Items from a dataset
┏━━
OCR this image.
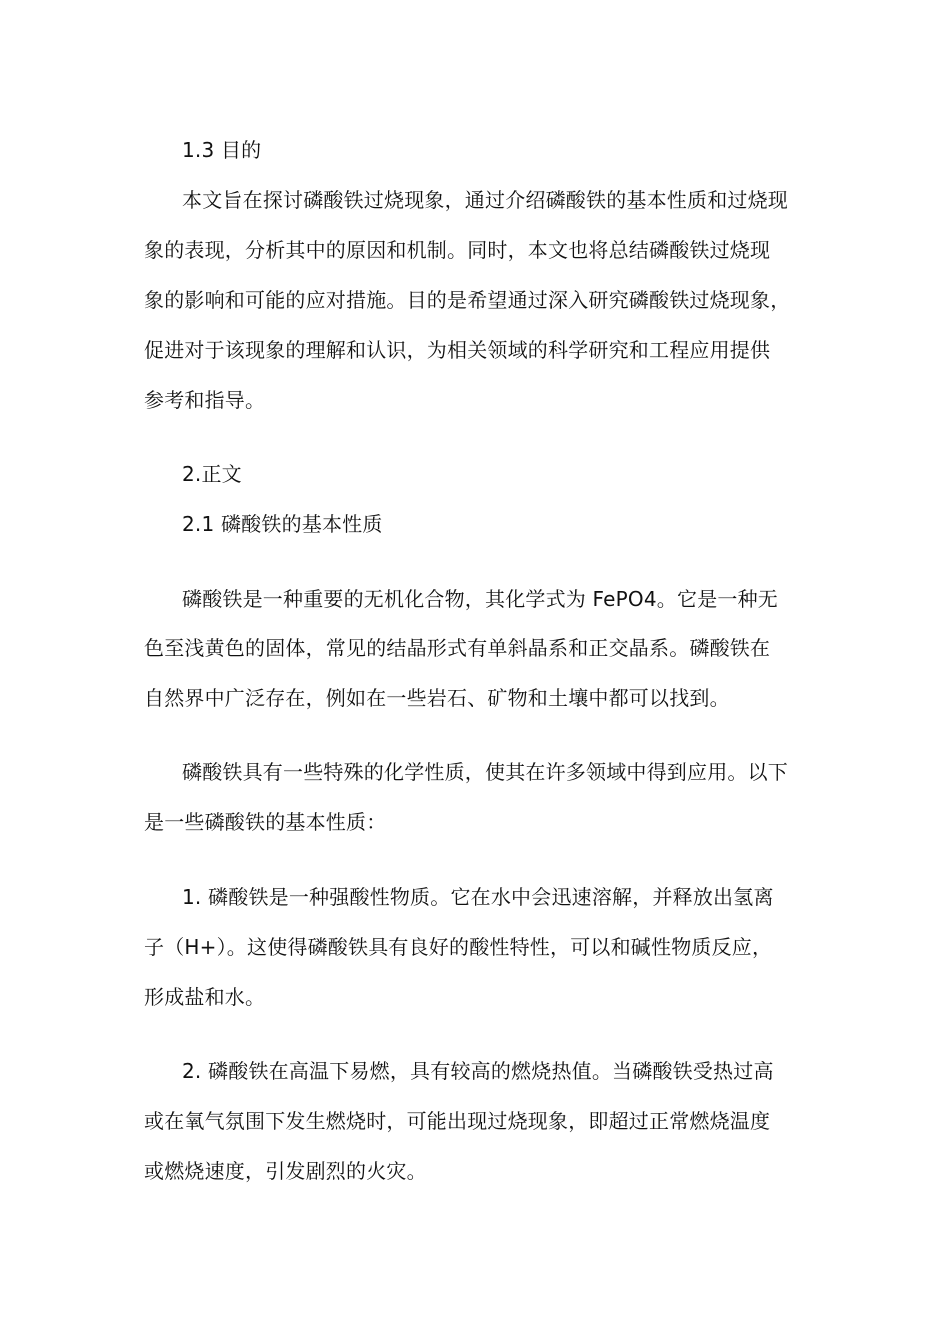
1.3 目的
本文旨在探讨磷酸铁过烧现象，通过介绍磷酸铁的基本性质和过烧现
象的表现，分析其中的原因和机制。同时，本文也将总结磷酸铁过烧现
象的影响和可能的应对措施。目的是希望通过深入研究磷酸铁过烧现象，
促进对于该现象的理解和认识，为相关领域的科学研究和工程应用提供
参考和指导。
2.正文
2.1 磷酸铁的基本性质
磷酸铁是一种重要的无机化合物，其化学式为 FePO4。它是一种无
色至浅黄色的固体，常见的结晶形式有单斜晶系和正交晶系。磷酸铁在
自然界中广泛存在，例如在一些岩石、矿物和土壤中都可以找到。
磷酸铁具有一些特殊的化学性质，使其在许多领域中得到应用。以下
是一些磷酸铁的基本性质：
1. 磷酸铁是一种强酸性物质。它在水中会迅速溶解，并释放出氢离
子（H+）。这使得磷酸铁具有良好的酸性特性，可以和碱性物质反应，
形成盐和水。
2. 磷酸铁在高温下易燃，具有较高的燃烧热值。当磷酸铁受热过高
或在氧气氛围下发生燃烧时，可能出现过烧现象，即超过正常燃烧温度
或燃烧速度，引发剧烈的火灾。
┗━━
EXERCISE
Pictures in the records must not appear in the copy; transcribe everything else precisely.

ANSWER
OCR this image.
1.3 目的
本文旨在探讨磷酸铁过烧现象，通过介绍磷酸铁的基本性质和过烧现
象的表现，分析其中的原因和机制。同时，本文也将总结磷酸铁过烧现
象的影响和可能的应对措施。目的是希望通过深入研究磷酸铁过烧现象，
促进对于该现象的理解和认识，为相关领域的科学研究和工程应用提供
参考和指导。
2.正文
2.1 磷酸铁的基本性质
磷酸铁是一种重要的无机化合物，其化学式为 FePO4。它是一种无
色至浅黄色的固体，常见的结晶形式有单斜晶系和正交晶系。磷酸铁在
自然界中广泛存在，例如在一些岩石、矿物和土壤中都可以找到。
磷酸铁具有一些特殊的化学性质，使其在许多领域中得到应用。以下
是一些磷酸铁的基本性质：
1. 磷酸铁是一种强酸性物质。它在水中会迅速溶解，并释放出氢离
子（H+）。这使得磷酸铁具有良好的酸性特性，可以和碱性物质反应，
形成盐和水。
2. 磷酸铁在高温下易燃，具有较高的燃烧热值。当磷酸铁受热过高
或在氧气氛围下发生燃烧时，可能出现过烧现象，即超过正常燃烧温度
或燃烧速度，引发剧烈的火灾。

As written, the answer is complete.